> _Aim_
Transcribe the records below exactly.
### Available records
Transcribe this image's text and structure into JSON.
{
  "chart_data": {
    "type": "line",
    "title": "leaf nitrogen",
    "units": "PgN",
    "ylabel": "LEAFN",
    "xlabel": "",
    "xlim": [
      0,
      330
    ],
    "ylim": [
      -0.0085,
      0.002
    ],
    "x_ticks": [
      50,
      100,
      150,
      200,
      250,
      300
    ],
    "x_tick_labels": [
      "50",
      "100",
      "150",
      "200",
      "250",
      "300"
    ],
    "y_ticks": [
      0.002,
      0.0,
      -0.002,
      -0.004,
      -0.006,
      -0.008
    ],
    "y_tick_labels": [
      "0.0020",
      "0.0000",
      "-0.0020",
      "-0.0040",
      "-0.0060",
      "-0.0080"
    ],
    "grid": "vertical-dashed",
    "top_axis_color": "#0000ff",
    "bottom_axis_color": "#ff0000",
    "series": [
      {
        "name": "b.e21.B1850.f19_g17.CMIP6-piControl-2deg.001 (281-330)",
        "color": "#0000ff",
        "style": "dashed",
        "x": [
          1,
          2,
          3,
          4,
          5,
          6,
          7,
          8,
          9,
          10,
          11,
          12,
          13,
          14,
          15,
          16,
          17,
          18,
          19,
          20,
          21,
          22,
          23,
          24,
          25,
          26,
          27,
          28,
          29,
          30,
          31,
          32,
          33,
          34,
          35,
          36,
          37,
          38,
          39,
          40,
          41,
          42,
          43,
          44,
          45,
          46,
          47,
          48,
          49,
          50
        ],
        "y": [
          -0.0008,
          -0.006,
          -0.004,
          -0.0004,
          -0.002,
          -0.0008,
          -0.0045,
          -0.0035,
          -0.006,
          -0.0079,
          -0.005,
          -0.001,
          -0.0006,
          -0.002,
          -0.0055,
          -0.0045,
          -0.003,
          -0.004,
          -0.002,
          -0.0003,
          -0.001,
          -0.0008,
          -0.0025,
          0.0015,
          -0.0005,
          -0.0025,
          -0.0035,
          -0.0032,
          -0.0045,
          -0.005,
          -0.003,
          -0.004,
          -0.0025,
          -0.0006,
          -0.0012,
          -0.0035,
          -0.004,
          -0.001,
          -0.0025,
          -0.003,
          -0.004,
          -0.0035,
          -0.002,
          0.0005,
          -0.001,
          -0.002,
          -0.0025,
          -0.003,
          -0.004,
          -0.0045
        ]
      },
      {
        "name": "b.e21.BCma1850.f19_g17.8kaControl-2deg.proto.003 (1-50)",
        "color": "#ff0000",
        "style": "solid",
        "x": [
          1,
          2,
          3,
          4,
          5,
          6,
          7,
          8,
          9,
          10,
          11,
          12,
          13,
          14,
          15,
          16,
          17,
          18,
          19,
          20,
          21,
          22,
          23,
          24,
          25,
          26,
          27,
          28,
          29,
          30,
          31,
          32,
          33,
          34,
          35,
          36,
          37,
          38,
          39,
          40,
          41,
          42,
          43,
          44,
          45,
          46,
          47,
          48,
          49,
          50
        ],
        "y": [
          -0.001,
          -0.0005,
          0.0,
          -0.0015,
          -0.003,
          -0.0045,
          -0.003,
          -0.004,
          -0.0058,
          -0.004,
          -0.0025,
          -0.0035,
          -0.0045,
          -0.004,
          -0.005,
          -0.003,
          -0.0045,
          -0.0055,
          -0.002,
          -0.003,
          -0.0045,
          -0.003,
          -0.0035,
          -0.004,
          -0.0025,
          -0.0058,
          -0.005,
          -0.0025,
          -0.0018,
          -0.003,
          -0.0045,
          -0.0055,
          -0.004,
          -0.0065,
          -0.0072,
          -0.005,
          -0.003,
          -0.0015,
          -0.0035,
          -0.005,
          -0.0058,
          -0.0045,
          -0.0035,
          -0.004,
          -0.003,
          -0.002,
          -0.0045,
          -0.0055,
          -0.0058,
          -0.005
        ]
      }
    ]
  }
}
######
> _Complete response_
Transcribe this image's text and structure into JSON.
{
  "chart_data": {
    "type": "line",
    "title": "leaf nitrogen",
    "units": "PgN",
    "ylabel": "LEAFN",
    "xlabel": "",
    "xlim": [
      0,
      330
    ],
    "ylim": [
      -0.0085,
      0.002
    ],
    "x_ticks": [
      50,
      100,
      150,
      200,
      250,
      300
    ],
    "x_tick_labels": [
      "50",
      "100",
      "150",
      "200",
      "250",
      "300"
    ],
    "y_ticks": [
      0.002,
      0.0,
      -0.002,
      -0.004,
      -0.006,
      -0.008
    ],
    "y_tick_labels": [
      "0.0020",
      "0.0000",
      "-0.0020",
      "-0.0040",
      "-0.0060",
      "-0.0080"
    ],
    "grid": "vertical-dashed",
    "top_axis_color": "#0000ff",
    "bottom_axis_color": "#ff0000",
    "series": [
      {
        "name": "b.e21.B1850.f19_g17.CMIP6-piControl-2deg.001 (281-330)",
        "color": "#0000ff",
        "style": "dashed",
        "x": [
          1,
          2,
          3,
          4,
          5,
          6,
          7,
          8,
          9,
          10,
          11,
          12,
          13,
          14,
          15,
          16,
          17,
          18,
          19,
          20,
          21,
          22,
          23,
          24,
          25,
          26,
          27,
          28,
          29,
          30,
          31,
          32,
          33,
          34,
          35,
          36,
          37,
          38,
          39,
          40,
          41,
          42,
          43,
          44,
          45,
          46,
          47,
          48,
          49,
          50
        ],
        "y": [
          -0.0008,
          -0.006,
          -0.004,
          -0.0004,
          -0.002,
          -0.0008,
          -0.0045,
          -0.0035,
          -0.006,
          -0.0079,
          -0.005,
          -0.001,
          -0.0006,
          -0.002,
          -0.0055,
          -0.0045,
          -0.003,
          -0.004,
          -0.002,
          -0.0003,
          -0.001,
          -0.0008,
          -0.0025,
          0.0015,
          -0.0005,
          -0.0025,
          -0.0035,
          -0.0032,
          -0.0045,
          -0.005,
          -0.003,
          -0.004,
          -0.0025,
          -0.0006,
          -0.0012,
          -0.0035,
          -0.004,
          -0.001,
          -0.0025,
          -0.003,
          -0.004,
          -0.0035,
          -0.002,
          0.0005,
          -0.001,
          -0.002,
          -0.0025,
          -0.003,
          -0.004,
          -0.0045
        ]
      },
      {
        "name": "b.e21.BCma1850.f19_g17.8kaControl-2deg.proto.003 (1-50)",
        "color": "#ff0000",
        "style": "solid",
        "x": [
          1,
          2,
          3,
          4,
          5,
          6,
          7,
          8,
          9,
          10,
          11,
          12,
          13,
          14,
          15,
          16,
          17,
          18,
          19,
          20,
          21,
          22,
          23,
          24,
          25,
          26,
          27,
          28,
          29,
          30,
          31,
          32,
          33,
          34,
          35,
          36,
          37,
          38,
          39,
          40,
          41,
          42,
          43,
          44,
          45,
          46,
          47,
          48,
          49,
          50
        ],
        "y": [
          -0.001,
          -0.0005,
          0.0,
          -0.0015,
          -0.003,
          -0.0045,
          -0.003,
          -0.004,
          -0.0058,
          -0.004,
          -0.0025,
          -0.0035,
          -0.0045,
          -0.004,
          -0.005,
          -0.003,
          -0.0045,
          -0.0055,
          -0.002,
          -0.003,
          -0.0045,
          -0.003,
          -0.0035,
          -0.004,
          -0.0025,
          -0.0058,
          -0.005,
          -0.0025,
          -0.0018,
          -0.003,
          -0.0045,
          -0.0055,
          -0.004,
          -0.0065,
          -0.0072,
          -0.005,
          -0.003,
          -0.0015,
          -0.0035,
          -0.005,
          -0.0058,
          -0.0045,
          -0.0035,
          -0.004,
          -0.003,
          -0.002,
          -0.0045,
          -0.0055,
          -0.0058,
          -0.005
        ]
      }
    ]
  }
}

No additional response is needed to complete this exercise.